● **PROVIDED INFORMATION**
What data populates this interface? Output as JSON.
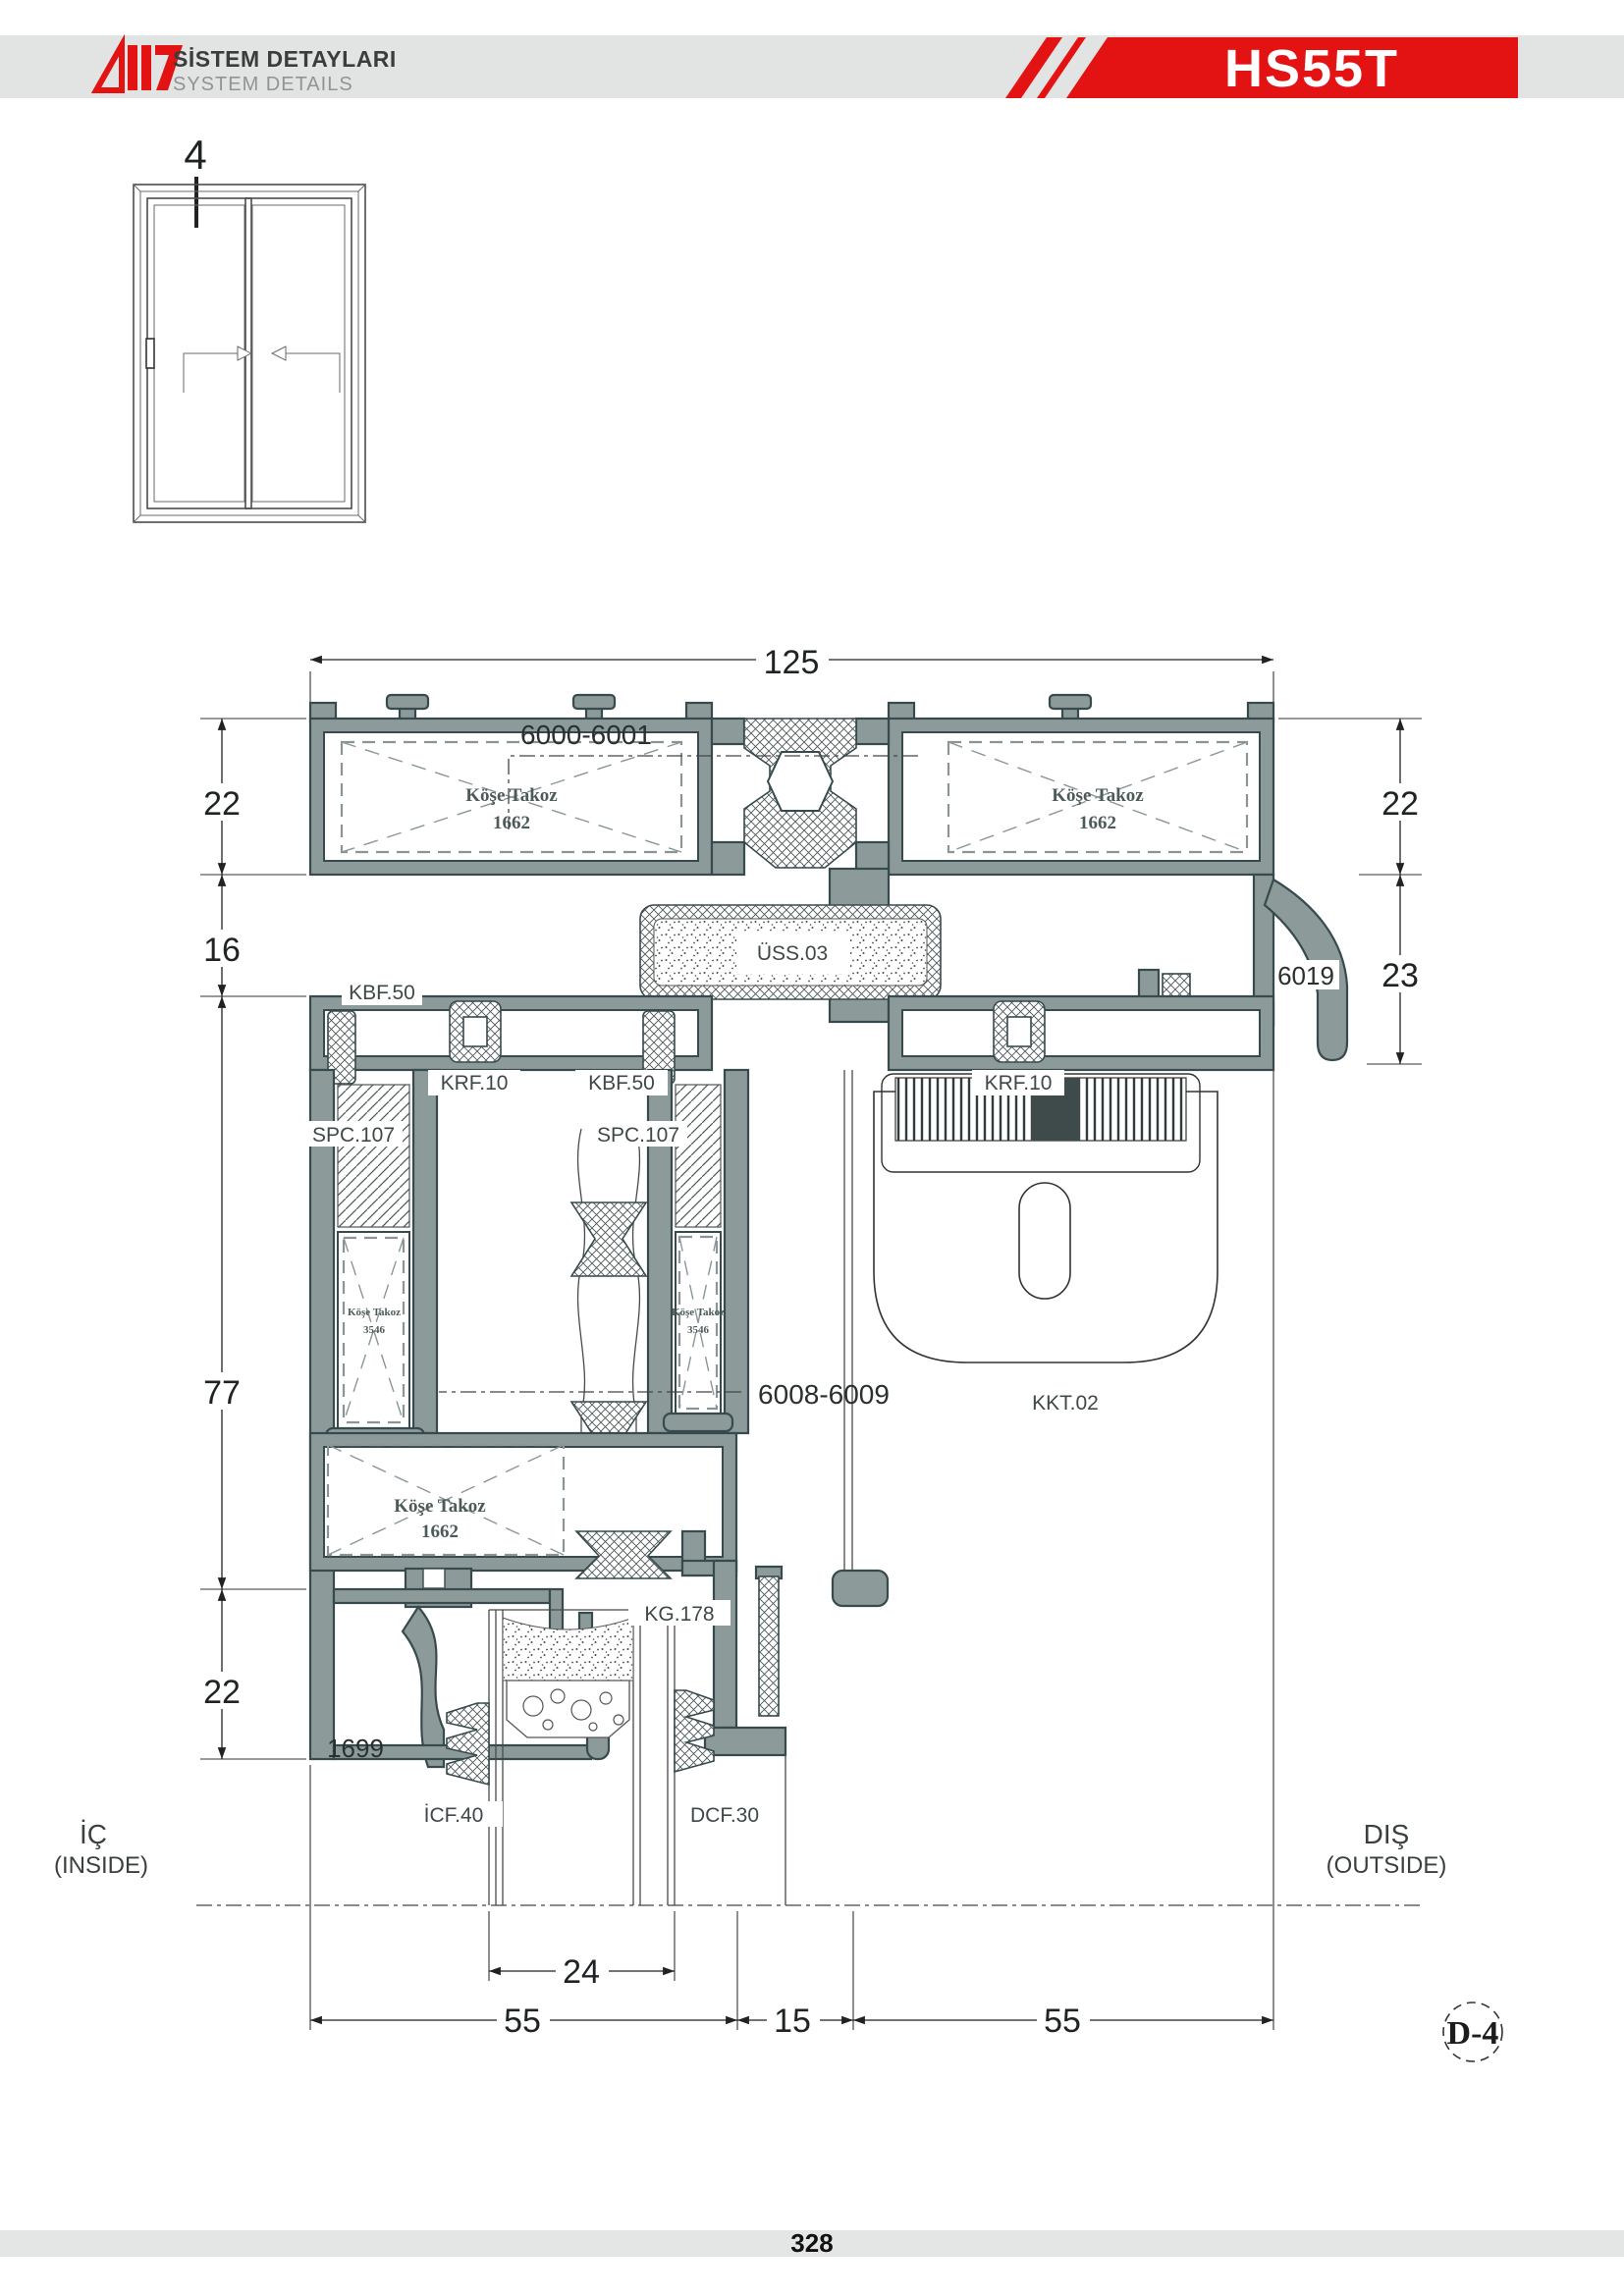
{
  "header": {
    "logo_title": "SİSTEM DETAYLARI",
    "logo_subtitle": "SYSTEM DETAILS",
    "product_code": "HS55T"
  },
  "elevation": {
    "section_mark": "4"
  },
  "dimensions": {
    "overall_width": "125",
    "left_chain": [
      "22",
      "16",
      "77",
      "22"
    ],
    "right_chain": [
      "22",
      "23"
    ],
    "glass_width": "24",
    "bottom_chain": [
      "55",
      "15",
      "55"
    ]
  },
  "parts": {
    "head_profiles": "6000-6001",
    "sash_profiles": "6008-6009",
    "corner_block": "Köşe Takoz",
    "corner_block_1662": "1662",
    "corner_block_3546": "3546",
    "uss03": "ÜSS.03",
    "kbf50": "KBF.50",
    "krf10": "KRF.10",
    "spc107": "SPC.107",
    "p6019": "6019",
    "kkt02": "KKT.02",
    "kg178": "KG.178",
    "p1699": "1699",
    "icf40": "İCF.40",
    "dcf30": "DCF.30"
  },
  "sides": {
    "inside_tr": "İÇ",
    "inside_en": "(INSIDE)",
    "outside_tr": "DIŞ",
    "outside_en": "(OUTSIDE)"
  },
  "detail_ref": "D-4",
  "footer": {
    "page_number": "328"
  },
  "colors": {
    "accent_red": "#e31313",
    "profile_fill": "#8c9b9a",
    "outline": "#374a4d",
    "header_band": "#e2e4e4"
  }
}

● **TASK TO CARRY OUT**
Return all of the entries exactly as written, but drop any pictures they hold.

● **THE RESULT**
What data populates this interface? Output as JSON.
{
  "header": {
    "logo_title": "SİSTEM DETAYLARI",
    "logo_subtitle": "SYSTEM DETAILS",
    "product_code": "HS55T"
  },
  "elevation": {
    "section_mark": "4"
  },
  "dimensions": {
    "overall_width": "125",
    "left_chain": [
      "22",
      "16",
      "77",
      "22"
    ],
    "right_chain": [
      "22",
      "23"
    ],
    "glass_width": "24",
    "bottom_chain": [
      "55",
      "15",
      "55"
    ]
  },
  "parts": {
    "head_profiles": "6000-6001",
    "sash_profiles": "6008-6009",
    "corner_block": "Köşe Takoz",
    "corner_block_1662": "1662",
    "corner_block_3546": "3546",
    "uss03": "ÜSS.03",
    "kbf50": "KBF.50",
    "krf10": "KRF.10",
    "spc107": "SPC.107",
    "p6019": "6019",
    "kkt02": "KKT.02",
    "kg178": "KG.178",
    "p1699": "1699",
    "icf40": "İCF.40",
    "dcf30": "DCF.30"
  },
  "sides": {
    "inside_tr": "İÇ",
    "inside_en": "(INSIDE)",
    "outside_tr": "DIŞ",
    "outside_en": "(OUTSIDE)"
  },
  "detail_ref": "D-4",
  "footer": {
    "page_number": "328"
  },
  "colors": {
    "accent_red": "#e31313",
    "profile_fill": "#8c9b9a",
    "outline": "#374a4d",
    "header_band": "#e2e4e4"
  }
}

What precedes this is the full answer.